Exercise description.
Pick out all lines of the entries that include the word "title" and copy them.

Raw data.
-=-=-

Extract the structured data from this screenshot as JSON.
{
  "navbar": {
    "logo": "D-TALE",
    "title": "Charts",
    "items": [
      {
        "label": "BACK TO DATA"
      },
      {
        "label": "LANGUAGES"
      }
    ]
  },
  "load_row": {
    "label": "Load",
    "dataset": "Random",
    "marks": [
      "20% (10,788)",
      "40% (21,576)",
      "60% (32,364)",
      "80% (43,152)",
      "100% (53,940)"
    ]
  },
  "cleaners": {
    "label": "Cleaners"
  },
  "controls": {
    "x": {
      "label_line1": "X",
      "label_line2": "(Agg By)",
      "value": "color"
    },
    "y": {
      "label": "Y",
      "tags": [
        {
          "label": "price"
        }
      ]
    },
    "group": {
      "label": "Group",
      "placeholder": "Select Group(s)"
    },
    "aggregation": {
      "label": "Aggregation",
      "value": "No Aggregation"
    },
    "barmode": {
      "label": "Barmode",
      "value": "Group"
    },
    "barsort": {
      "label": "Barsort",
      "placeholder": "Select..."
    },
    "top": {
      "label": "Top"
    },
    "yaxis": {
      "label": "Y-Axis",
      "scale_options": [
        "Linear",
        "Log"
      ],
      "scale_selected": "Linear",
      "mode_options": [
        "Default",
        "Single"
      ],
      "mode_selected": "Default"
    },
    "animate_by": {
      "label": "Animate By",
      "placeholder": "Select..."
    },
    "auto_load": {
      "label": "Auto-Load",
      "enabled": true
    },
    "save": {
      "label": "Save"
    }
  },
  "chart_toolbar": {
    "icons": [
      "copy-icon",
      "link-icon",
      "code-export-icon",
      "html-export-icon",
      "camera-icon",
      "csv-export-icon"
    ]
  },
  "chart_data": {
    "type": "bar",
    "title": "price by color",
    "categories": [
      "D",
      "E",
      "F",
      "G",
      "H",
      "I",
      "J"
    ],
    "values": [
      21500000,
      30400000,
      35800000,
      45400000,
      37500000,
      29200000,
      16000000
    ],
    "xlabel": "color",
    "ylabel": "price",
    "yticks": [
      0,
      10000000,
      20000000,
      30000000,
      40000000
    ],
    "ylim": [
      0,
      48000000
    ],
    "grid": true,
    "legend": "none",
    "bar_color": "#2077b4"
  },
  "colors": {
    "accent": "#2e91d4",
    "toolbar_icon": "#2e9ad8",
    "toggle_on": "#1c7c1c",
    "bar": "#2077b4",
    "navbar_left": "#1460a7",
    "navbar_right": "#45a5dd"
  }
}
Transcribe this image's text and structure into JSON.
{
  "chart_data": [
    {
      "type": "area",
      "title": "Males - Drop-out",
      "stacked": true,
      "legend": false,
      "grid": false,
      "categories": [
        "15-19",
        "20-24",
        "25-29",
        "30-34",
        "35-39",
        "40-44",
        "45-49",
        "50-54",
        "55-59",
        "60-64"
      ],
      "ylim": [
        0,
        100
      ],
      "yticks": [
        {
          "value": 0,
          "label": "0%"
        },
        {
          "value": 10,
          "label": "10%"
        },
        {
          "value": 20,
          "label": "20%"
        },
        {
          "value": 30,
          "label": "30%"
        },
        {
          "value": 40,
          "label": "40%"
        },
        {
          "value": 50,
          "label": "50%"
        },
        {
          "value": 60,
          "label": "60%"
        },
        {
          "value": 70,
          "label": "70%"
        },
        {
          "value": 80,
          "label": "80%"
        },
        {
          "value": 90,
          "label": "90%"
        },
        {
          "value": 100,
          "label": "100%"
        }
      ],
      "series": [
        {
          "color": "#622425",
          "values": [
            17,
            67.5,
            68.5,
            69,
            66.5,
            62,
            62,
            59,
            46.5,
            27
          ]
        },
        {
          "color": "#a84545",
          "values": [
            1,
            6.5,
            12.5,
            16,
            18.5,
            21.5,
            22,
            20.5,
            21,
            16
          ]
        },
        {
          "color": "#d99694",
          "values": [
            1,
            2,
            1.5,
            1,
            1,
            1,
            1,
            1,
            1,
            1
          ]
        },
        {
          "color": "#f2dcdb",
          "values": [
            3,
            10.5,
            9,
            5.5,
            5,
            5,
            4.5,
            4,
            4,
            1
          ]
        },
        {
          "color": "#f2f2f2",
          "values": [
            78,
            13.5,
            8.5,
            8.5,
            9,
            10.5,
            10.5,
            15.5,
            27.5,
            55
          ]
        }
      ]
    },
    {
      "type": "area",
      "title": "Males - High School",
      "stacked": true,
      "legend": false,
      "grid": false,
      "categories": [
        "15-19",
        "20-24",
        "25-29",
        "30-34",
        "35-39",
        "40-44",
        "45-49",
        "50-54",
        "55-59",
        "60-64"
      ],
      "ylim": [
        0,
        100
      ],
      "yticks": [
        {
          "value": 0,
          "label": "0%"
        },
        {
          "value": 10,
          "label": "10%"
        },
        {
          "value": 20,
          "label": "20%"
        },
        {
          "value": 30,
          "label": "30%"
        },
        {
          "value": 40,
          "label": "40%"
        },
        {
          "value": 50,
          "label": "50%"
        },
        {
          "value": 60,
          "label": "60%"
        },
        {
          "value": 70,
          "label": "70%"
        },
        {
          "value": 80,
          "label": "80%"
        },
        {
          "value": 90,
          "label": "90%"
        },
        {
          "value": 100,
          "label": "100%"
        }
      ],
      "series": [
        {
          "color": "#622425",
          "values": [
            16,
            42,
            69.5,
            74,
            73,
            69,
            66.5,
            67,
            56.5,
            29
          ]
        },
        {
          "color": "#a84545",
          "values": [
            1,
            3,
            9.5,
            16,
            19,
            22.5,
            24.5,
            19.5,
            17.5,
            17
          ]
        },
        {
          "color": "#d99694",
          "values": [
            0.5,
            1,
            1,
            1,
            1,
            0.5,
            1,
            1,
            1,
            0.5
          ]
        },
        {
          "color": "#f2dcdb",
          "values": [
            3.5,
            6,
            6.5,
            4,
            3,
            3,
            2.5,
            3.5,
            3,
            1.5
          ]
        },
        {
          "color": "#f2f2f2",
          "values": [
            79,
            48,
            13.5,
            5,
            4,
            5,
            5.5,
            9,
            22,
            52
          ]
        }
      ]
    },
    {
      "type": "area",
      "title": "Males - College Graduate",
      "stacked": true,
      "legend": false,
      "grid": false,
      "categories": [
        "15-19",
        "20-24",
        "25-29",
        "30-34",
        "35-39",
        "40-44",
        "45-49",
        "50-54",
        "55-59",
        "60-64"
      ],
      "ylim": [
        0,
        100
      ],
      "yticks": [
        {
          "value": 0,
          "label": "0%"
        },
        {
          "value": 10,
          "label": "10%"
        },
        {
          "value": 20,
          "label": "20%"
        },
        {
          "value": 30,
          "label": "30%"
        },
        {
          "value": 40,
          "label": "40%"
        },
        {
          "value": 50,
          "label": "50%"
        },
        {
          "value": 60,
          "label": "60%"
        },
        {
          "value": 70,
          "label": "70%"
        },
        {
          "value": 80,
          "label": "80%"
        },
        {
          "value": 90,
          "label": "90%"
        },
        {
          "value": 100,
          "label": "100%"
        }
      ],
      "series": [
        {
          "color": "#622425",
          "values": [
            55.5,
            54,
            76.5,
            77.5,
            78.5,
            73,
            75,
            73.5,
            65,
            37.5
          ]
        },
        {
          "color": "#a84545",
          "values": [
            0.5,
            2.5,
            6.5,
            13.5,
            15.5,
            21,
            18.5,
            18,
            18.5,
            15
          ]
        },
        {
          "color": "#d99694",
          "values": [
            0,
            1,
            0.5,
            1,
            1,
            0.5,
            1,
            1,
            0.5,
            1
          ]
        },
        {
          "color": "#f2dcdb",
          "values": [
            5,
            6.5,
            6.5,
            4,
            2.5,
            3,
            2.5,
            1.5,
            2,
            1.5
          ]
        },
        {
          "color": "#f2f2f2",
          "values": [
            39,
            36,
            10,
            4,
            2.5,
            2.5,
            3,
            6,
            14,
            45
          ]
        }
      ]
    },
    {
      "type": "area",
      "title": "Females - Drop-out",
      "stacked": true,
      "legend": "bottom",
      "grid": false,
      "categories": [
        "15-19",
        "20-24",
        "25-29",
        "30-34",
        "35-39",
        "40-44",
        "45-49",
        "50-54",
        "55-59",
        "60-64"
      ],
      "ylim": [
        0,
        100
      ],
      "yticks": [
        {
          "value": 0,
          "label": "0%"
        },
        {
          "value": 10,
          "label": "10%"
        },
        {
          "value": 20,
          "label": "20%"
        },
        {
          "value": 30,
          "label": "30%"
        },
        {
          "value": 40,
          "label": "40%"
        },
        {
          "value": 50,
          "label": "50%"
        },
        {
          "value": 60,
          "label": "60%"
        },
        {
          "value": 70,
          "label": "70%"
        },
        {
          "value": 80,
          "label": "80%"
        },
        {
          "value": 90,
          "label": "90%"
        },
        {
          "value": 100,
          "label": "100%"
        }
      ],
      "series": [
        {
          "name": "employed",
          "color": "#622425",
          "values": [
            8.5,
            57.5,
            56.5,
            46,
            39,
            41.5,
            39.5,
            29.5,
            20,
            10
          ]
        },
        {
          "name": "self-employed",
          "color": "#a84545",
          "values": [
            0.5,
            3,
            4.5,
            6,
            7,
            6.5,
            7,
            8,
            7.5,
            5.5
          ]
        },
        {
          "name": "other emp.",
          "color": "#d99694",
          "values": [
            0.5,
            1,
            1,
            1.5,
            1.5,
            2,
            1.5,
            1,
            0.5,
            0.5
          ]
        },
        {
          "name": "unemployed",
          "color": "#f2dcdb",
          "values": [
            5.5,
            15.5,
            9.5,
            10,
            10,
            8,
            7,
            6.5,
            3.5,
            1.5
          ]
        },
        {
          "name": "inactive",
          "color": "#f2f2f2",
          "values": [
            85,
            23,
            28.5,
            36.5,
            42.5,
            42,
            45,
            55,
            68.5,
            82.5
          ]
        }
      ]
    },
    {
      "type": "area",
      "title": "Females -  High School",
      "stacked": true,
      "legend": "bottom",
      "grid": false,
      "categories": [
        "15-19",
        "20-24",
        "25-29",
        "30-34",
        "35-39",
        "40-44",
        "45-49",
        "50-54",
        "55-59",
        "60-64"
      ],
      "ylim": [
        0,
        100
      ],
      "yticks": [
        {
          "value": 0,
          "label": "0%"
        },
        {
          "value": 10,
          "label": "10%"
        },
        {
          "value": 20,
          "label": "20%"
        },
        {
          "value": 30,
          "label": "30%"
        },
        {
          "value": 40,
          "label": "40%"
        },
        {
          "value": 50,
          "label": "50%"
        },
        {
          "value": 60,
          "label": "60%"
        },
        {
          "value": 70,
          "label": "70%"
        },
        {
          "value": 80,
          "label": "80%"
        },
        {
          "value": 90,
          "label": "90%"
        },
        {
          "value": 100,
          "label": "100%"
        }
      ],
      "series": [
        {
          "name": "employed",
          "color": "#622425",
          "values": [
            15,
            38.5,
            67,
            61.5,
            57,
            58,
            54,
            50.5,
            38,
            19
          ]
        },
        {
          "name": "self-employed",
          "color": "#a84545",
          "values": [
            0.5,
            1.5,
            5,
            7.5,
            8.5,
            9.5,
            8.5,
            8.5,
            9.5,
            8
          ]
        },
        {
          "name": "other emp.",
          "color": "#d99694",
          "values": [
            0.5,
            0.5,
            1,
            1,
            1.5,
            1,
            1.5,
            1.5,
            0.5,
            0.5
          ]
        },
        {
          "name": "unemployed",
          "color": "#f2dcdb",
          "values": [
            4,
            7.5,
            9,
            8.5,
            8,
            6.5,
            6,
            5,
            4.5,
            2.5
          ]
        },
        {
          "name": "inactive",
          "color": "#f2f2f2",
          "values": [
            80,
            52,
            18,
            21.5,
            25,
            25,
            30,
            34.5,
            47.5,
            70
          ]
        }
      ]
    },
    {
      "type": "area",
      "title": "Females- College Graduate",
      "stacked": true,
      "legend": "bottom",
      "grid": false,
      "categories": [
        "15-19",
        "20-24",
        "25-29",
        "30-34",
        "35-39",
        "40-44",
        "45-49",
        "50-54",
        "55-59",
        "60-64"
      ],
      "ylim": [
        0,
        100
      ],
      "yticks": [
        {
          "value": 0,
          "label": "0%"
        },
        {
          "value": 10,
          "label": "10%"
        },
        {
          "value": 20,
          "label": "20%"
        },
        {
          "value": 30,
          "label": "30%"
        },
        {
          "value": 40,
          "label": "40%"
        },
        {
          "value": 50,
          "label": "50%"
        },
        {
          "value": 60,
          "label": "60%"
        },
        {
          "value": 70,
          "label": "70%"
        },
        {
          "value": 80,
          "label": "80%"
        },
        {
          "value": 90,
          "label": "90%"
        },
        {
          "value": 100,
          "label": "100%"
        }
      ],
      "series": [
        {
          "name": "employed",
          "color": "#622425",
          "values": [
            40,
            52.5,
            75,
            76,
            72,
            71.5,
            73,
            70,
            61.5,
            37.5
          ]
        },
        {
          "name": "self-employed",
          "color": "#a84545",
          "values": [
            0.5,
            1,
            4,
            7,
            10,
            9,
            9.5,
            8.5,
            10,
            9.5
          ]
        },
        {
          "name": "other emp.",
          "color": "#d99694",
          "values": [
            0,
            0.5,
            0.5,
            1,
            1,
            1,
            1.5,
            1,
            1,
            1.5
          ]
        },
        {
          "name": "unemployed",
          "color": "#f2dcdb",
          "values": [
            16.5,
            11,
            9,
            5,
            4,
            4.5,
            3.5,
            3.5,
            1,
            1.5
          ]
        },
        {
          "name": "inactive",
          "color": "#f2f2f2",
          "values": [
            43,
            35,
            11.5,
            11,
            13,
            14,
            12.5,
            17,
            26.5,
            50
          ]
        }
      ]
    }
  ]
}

-=-=-

Solution for this exercise.
    "title": "Charts",
    "title": "price by color",
      "title": "Males - Drop-out",
      "title": "Males - High School",
      "title": "Males - College Graduate",
      "title": "Females - Drop-out",
      "title": "Females -  High School",
      "title": "Females- College Graduate",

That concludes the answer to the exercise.